- **MATERIAL SUPPLIED**
<<<<

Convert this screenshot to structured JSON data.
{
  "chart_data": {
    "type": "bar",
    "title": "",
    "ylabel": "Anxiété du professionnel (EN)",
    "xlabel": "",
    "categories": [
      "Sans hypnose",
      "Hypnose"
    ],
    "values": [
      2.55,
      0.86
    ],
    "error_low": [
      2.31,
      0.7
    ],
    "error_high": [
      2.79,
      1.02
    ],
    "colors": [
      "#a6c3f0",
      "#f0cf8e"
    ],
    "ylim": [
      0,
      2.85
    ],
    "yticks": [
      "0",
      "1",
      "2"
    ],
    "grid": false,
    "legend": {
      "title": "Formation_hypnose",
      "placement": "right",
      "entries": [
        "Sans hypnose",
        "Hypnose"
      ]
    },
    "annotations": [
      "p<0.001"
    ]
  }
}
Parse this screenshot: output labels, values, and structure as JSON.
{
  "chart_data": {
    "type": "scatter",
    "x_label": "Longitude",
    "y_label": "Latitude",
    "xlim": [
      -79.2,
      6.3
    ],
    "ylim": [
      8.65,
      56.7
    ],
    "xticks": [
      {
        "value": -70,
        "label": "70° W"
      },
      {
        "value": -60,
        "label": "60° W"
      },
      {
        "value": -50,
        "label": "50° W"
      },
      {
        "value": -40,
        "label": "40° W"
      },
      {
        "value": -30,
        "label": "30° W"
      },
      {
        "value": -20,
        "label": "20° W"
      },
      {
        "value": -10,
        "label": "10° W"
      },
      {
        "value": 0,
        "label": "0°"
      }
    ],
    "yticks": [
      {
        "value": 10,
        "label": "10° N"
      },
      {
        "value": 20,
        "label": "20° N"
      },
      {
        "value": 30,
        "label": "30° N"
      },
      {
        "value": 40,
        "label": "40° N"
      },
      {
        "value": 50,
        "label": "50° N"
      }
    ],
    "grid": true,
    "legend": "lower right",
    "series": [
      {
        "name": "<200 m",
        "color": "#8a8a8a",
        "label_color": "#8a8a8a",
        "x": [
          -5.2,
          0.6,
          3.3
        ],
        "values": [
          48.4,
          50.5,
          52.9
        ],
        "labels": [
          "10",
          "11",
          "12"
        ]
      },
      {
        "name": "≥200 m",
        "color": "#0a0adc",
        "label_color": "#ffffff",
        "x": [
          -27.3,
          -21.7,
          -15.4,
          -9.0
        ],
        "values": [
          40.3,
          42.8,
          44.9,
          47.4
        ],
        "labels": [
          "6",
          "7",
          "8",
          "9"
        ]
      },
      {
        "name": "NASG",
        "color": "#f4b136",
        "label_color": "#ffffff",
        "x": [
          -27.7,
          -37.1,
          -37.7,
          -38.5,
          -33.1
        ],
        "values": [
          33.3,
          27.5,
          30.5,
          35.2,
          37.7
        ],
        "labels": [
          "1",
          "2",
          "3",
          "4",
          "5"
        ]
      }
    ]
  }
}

>>>>

- **GOAL OF THE EXERCISE**
Please reproduce each record precisely as written.

- **REPLY TO THE EXERCISE**
Convert this screenshot to structured JSON data.
{
  "chart_data": {
    "type": "bar",
    "title": "",
    "ylabel": "Anxiété du professionnel (EN)",
    "xlabel": "",
    "categories": [
      "Sans hypnose",
      "Hypnose"
    ],
    "values": [
      2.55,
      0.86
    ],
    "error_low": [
      2.31,
      0.7
    ],
    "error_high": [
      2.79,
      1.02
    ],
    "colors": [
      "#a6c3f0",
      "#f0cf8e"
    ],
    "ylim": [
      0,
      2.85
    ],
    "yticks": [
      "0",
      "1",
      "2"
    ],
    "grid": false,
    "legend": {
      "title": "Formation_hypnose",
      "placement": "right",
      "entries": [
        "Sans hypnose",
        "Hypnose"
      ]
    },
    "annotations": [
      "p<0.001"
    ]
  }
}
Parse this screenshot: output labels, values, and structure as JSON.
{
  "chart_data": {
    "type": "scatter",
    "x_label": "Longitude",
    "y_label": "Latitude",
    "xlim": [
      -79.2,
      6.3
    ],
    "ylim": [
      8.65,
      56.7
    ],
    "xticks": [
      {
        "value": -70,
        "label": "70° W"
      },
      {
        "value": -60,
        "label": "60° W"
      },
      {
        "value": -50,
        "label": "50° W"
      },
      {
        "value": -40,
        "label": "40° W"
      },
      {
        "value": -30,
        "label": "30° W"
      },
      {
        "value": -20,
        "label": "20° W"
      },
      {
        "value": -10,
        "label": "10° W"
      },
      {
        "value": 0,
        "label": "0°"
      }
    ],
    "yticks": [
      {
        "value": 10,
        "label": "10° N"
      },
      {
        "value": 20,
        "label": "20° N"
      },
      {
        "value": 30,
        "label": "30° N"
      },
      {
        "value": 40,
        "label": "40° N"
      },
      {
        "value": 50,
        "label": "50° N"
      }
    ],
    "grid": true,
    "legend": "lower right",
    "series": [
      {
        "name": "<200 m",
        "color": "#8a8a8a",
        "label_color": "#8a8a8a",
        "x": [
          -5.2,
          0.6,
          3.3
        ],
        "values": [
          48.4,
          50.5,
          52.9
        ],
        "labels": [
          "10",
          "11",
          "12"
        ]
      },
      {
        "name": "≥200 m",
        "color": "#0a0adc",
        "label_color": "#ffffff",
        "x": [
          -27.3,
          -21.7,
          -15.4,
          -9.0
        ],
        "values": [
          40.3,
          42.8,
          44.9,
          47.4
        ],
        "labels": [
          "6",
          "7",
          "8",
          "9"
        ]
      },
      {
        "name": "NASG",
        "color": "#f4b136",
        "label_color": "#ffffff",
        "x": [
          -27.7,
          -37.1,
          -37.7,
          -38.5,
          -33.1
        ],
        "values": [
          33.3,
          27.5,
          30.5,
          35.2,
          37.7
        ],
        "labels": [
          "1",
          "2",
          "3",
          "4",
          "5"
        ]
      }
    ]
  }
}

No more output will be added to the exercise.